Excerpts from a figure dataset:

——

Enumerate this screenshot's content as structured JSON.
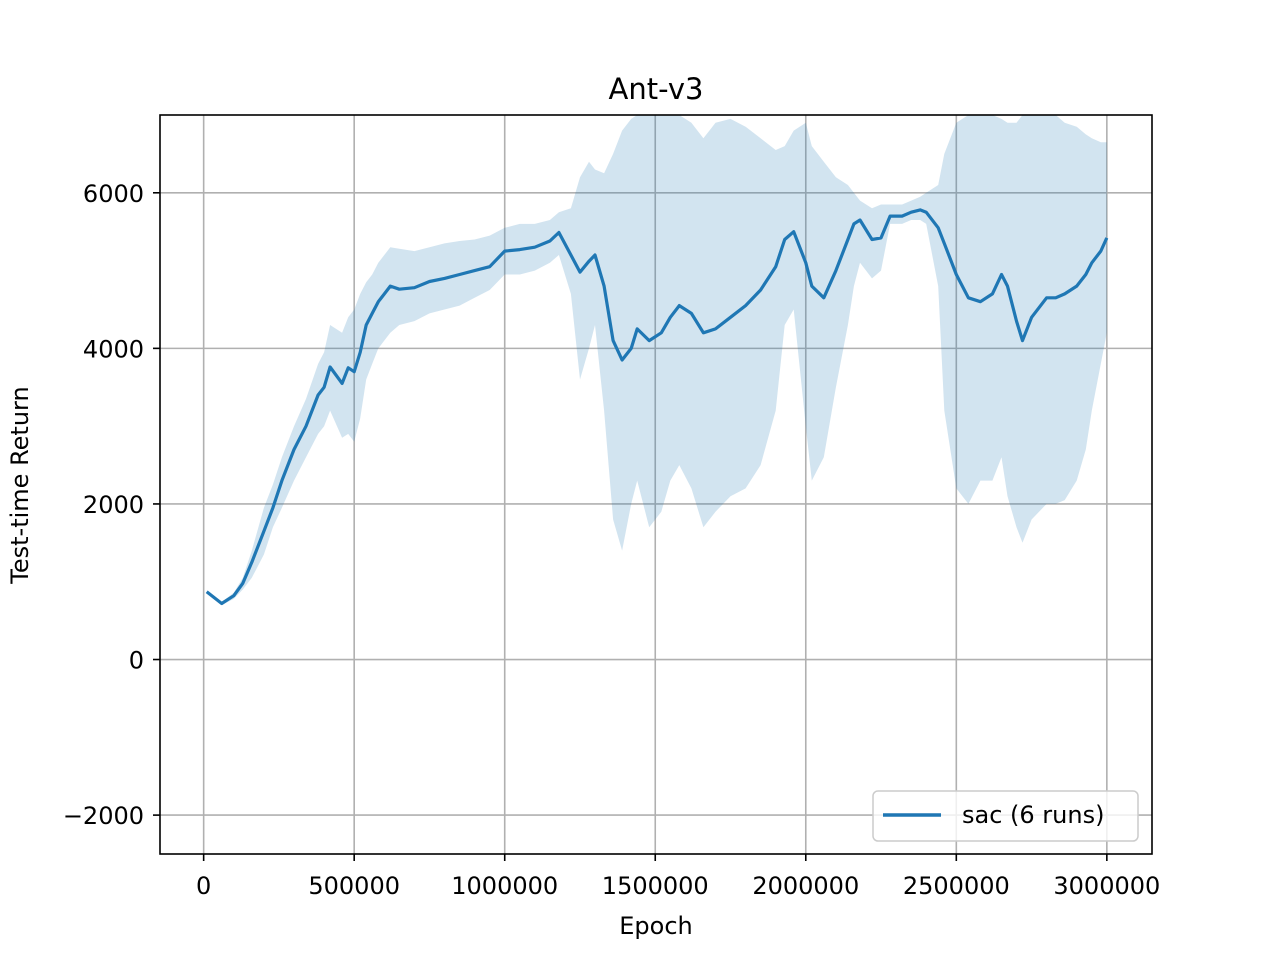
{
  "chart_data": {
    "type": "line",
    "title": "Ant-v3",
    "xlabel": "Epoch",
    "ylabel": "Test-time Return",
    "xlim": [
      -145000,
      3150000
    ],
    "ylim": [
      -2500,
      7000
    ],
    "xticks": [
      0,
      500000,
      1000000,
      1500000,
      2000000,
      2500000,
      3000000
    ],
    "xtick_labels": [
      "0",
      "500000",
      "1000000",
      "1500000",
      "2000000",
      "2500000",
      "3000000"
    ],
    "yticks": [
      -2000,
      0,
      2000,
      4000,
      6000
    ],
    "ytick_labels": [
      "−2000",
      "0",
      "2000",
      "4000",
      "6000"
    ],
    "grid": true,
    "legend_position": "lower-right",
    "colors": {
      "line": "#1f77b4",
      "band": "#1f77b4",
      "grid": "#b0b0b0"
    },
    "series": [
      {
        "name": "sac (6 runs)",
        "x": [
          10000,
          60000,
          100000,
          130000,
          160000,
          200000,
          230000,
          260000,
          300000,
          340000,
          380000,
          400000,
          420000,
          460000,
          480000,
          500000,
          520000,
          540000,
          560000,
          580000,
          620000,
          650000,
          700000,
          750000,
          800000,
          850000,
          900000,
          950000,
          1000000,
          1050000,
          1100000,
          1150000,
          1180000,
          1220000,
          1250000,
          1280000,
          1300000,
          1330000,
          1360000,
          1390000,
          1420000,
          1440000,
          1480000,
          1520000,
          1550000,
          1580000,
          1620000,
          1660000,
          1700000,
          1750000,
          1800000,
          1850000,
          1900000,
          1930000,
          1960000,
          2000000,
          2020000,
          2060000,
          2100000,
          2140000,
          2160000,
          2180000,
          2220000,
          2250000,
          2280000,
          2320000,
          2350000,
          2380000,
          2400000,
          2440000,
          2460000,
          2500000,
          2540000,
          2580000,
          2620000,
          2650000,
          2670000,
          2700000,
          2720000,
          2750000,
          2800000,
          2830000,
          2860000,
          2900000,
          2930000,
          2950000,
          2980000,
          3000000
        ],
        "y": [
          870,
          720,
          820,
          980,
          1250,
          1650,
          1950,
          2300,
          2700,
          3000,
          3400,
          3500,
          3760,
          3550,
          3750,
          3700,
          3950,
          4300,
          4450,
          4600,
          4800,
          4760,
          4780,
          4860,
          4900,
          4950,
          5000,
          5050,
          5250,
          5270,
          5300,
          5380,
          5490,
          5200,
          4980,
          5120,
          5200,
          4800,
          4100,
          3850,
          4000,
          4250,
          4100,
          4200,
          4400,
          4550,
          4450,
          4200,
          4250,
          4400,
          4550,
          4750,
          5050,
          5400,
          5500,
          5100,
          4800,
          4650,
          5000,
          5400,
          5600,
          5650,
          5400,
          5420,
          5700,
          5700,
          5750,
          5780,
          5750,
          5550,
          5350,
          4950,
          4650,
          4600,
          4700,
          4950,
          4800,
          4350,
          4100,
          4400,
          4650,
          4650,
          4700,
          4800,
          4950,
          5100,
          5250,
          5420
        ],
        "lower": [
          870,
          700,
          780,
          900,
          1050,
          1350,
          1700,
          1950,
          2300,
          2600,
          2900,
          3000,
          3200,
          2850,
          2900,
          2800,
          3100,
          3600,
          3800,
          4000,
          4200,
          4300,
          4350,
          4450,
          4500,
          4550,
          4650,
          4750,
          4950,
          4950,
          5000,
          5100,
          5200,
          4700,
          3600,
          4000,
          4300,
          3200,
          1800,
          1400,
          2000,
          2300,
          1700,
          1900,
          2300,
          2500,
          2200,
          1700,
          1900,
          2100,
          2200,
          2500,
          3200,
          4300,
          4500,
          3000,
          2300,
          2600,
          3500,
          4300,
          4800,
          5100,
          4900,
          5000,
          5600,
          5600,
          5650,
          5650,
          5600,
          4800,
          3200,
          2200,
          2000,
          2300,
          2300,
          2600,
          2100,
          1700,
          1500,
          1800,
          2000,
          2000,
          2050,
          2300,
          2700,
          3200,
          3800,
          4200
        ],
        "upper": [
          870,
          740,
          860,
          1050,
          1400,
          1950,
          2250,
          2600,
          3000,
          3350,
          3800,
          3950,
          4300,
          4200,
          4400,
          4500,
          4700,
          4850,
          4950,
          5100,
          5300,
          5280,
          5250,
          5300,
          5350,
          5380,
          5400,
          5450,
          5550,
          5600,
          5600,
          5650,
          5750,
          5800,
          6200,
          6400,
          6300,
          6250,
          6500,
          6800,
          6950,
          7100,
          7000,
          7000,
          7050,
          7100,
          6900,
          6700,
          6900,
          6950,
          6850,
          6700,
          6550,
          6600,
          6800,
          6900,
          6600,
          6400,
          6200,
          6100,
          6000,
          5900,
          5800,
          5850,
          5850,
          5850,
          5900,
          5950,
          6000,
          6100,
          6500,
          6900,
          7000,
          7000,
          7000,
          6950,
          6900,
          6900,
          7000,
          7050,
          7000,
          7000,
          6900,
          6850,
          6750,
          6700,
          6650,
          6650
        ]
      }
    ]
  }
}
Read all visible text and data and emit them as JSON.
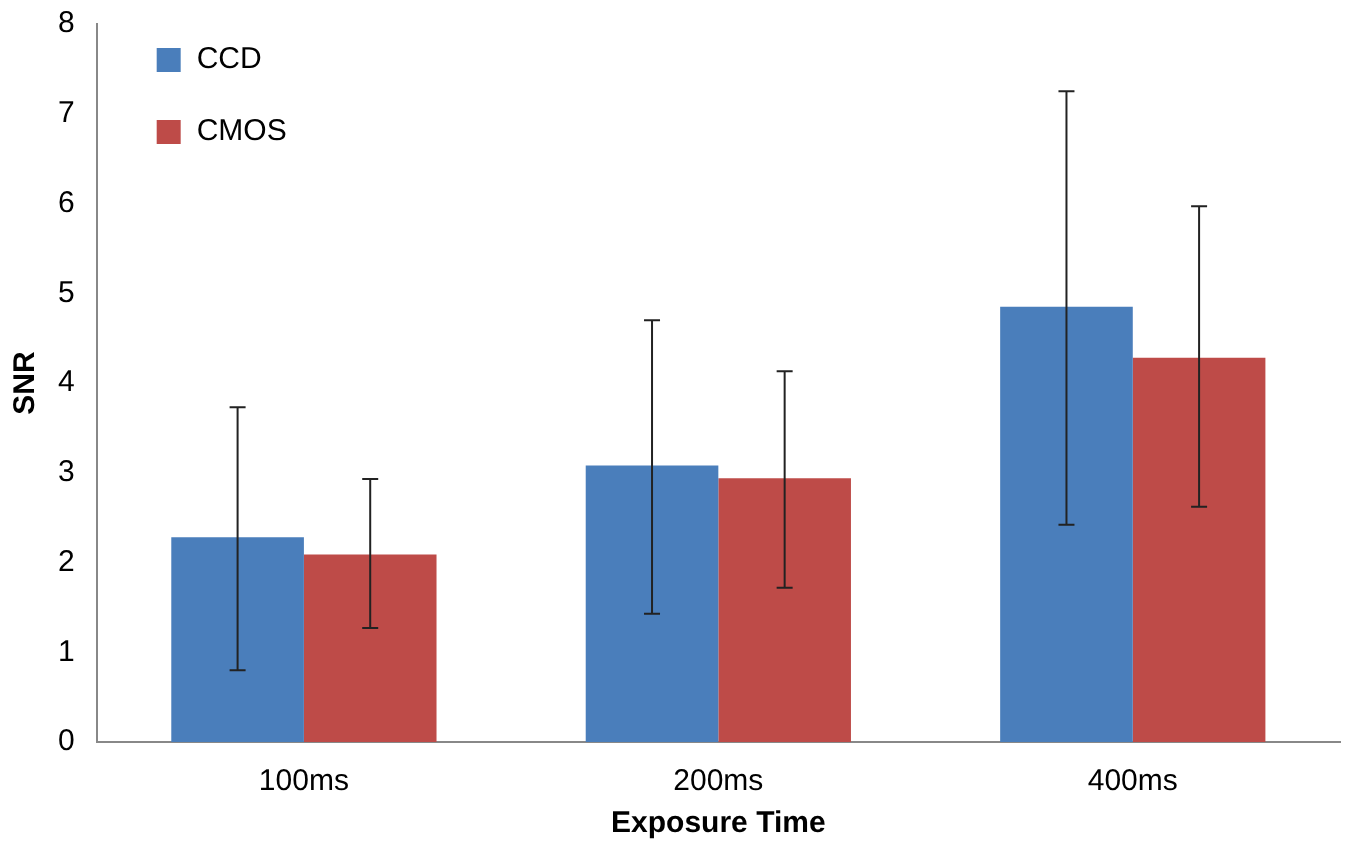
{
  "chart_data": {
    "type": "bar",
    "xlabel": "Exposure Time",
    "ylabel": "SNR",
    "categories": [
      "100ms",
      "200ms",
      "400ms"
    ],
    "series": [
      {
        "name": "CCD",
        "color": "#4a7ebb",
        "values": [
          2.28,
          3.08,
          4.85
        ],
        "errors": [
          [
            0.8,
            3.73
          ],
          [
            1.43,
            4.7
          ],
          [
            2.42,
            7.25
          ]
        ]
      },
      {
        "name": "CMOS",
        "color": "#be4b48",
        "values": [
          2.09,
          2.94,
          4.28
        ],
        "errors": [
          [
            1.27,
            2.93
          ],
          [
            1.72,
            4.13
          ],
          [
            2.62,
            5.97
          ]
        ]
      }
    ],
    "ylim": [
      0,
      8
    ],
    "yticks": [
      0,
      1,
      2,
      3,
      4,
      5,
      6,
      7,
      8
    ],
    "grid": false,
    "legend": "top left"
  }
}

——

Exercise aim: Print the full listing exactly, dropping the pictures.

Task solution:
Enumerate this screenshot's content as structured JSON.
{
  "chart_data": {
    "type": "line",
    "title": "Ant-v3",
    "xlabel": "Epoch",
    "ylabel": "Test-time Return",
    "xlim": [
      -145000,
      3150000
    ],
    "ylim": [
      -2500,
      7000
    ],
    "xticks": [
      0,
      500000,
      1000000,
      1500000,
      2000000,
      2500000,
      3000000
    ],
    "xtick_labels": [
      "0",
      "500000",
      "1000000",
      "1500000",
      "2000000",
      "2500000",
      "3000000"
    ],
    "yticks": [
      -2000,
      0,
      2000,
      4000,
      6000
    ],
    "ytick_labels": [
      "−2000",
      "0",
      "2000",
      "4000",
      "6000"
    ],
    "grid": true,
    "legend_position": "lower-right",
    "colors": {
      "line": "#1f77b4",
      "band": "#1f77b4",
      "grid": "#b0b0b0"
    },
    "series": [
      {
        "name": "sac (6 runs)",
        "x": [
          10000,
          60000,
          100000,
          130000,
          160000,
          200000,
          230000,
          260000,
          300000,
          340000,
          380000,
          400000,
          420000,
          460000,
          480000,
          500000,
          520000,
          540000,
          560000,
          580000,
          620000,
          650000,
          700000,
          750000,
          800000,
          850000,
          900000,
          950000,
          1000000,
          1050000,
          1100000,
          1150000,
          1180000,
          1220000,
          1250000,
          1280000,
          1300000,
          1330000,
          1360000,
          1390000,
          1420000,
          1440000,
          1480000,
          1520000,
          1550000,
          1580000,
          1620000,
          1660000,
          1700000,
          1750000,
          1800000,
          1850000,
          1900000,
          1930000,
          1960000,
          2000000,
          2020000,
          2060000,
          2100000,
          2140000,
          2160000,
          2180000,
          2220000,
          2250000,
          2280000,
          2320000,
          2350000,
          2380000,
          2400000,
          2440000,
          2460000,
          2500000,
          2540000,
          2580000,
          2620000,
          2650000,
          2670000,
          2700000,
          2720000,
          2750000,
          2800000,
          2830000,
          2860000,
          2900000,
          2930000,
          2950000,
          2980000,
          3000000
        ],
        "y": [
          870,
          720,
          820,
          980,
          1250,
          1650,
          1950,
          2300,
          2700,
          3000,
          3400,
          3500,
          3760,
          3550,
          3750,
          3700,
          3950,
          4300,
          4450,
          4600,
          4800,
          4760,
          4780,
          4860,
          4900,
          4950,
          5000,
          5050,
          5250,
          5270,
          5300,
          5380,
          5490,
          5200,
          4980,
          5120,
          5200,
          4800,
          4100,
          3850,
          4000,
          4250,
          4100,
          4200,
          4400,
          4550,
          4450,
          4200,
          4250,
          4400,
          4550,
          4750,
          5050,
          5400,
          5500,
          5100,
          4800,
          4650,
          5000,
          5400,
          5600,
          5650,
          5400,
          5420,
          5700,
          5700,
          5750,
          5780,
          5750,
          5550,
          5350,
          4950,
          4650,
          4600,
          4700,
          4950,
          4800,
          4350,
          4100,
          4400,
          4650,
          4650,
          4700,
          4800,
          4950,
          5100,
          5250,
          5420
        ],
        "lower": [
          870,
          700,
          780,
          900,
          1050,
          1350,
          1700,
          1950,
          2300,
          2600,
          2900,
          3000,
          3200,
          2850,
          2900,
          2800,
          3100,
          3600,
          3800,
          4000,
          4200,
          4300,
          4350,
          4450,
          4500,
          4550,
          4650,
          4750,
          4950,
          4950,
          5000,
          5100,
          5200,
          4700,
          3600,
          4000,
          4300,
          3200,
          1800,
          1400,
          2000,
          2300,
          1700,
          1900,
          2300,
          2500,
          2200,
          1700,
          1900,
          2100,
          2200,
          2500,
          3200,
          4300,
          4500,
          3000,
          2300,
          2600,
          3500,
          4300,
          4800,
          5100,
          4900,
          5000,
          5600,
          5600,
          5650,
          5650,
          5600,
          4800,
          3200,
          2200,
          2000,
          2300,
          2300,
          2600,
          2100,
          1700,
          1500,
          1800,
          2000,
          2000,
          2050,
          2300,
          2700,
          3200,
          3800,
          4200
        ],
        "upper": [
          870,
          740,
          860,
          1050,
          1400,
          1950,
          2250,
          2600,
          3000,
          3350,
          3800,
          3950,
          4300,
          4200,
          4400,
          4500,
          4700,
          4850,
          4950,
          5100,
          5300,
          5280,
          5250,
          5300,
          5350,
          5380,
          5400,
          5450,
          5550,
          5600,
          5600,
          5650,
          5750,
          5800,
          6200,
          6400,
          6300,
          6250,
          6500,
          6800,
          6950,
          7100,
          7000,
          7000,
          7050,
          7100,
          6900,
          6700,
          6900,
          6950,
          6850,
          6700,
          6550,
          6600,
          6800,
          6900,
          6600,
          6400,
          6200,
          6100,
          6000,
          5900,
          5800,
          5850,
          5850,
          5850,
          5900,
          5950,
          6000,
          6100,
          6500,
          6900,
          7000,
          7000,
          7000,
          6950,
          6900,
          6900,
          7000,
          7050,
          7000,
          7000,
          6900,
          6850,
          6750,
          6700,
          6650,
          6650
        ]
      }
    ]
  }
}
Read all visible text and data and emit them as JSON.
{
  "chart_data": {
    "type": "bar",
    "xlabel": "Exposure Time",
    "ylabel": "SNR",
    "categories": [
      "100ms",
      "200ms",
      "400ms"
    ],
    "series": [
      {
        "name": "CCD",
        "color": "#4a7ebb",
        "values": [
          2.28,
          3.08,
          4.85
        ],
        "errors": [
          [
            0.8,
            3.73
          ],
          [
            1.43,
            4.7
          ],
          [
            2.42,
            7.25
          ]
        ]
      },
      {
        "name": "CMOS",
        "color": "#be4b48",
        "values": [
          2.09,
          2.94,
          4.28
        ],
        "errors": [
          [
            1.27,
            2.93
          ],
          [
            1.72,
            4.13
          ],
          [
            2.62,
            5.97
          ]
        ]
      }
    ],
    "ylim": [
      0,
      8
    ],
    "yticks": [
      0,
      1,
      2,
      3,
      4,
      5,
      6,
      7,
      8
    ],
    "grid": false,
    "legend": "top left"
  }
}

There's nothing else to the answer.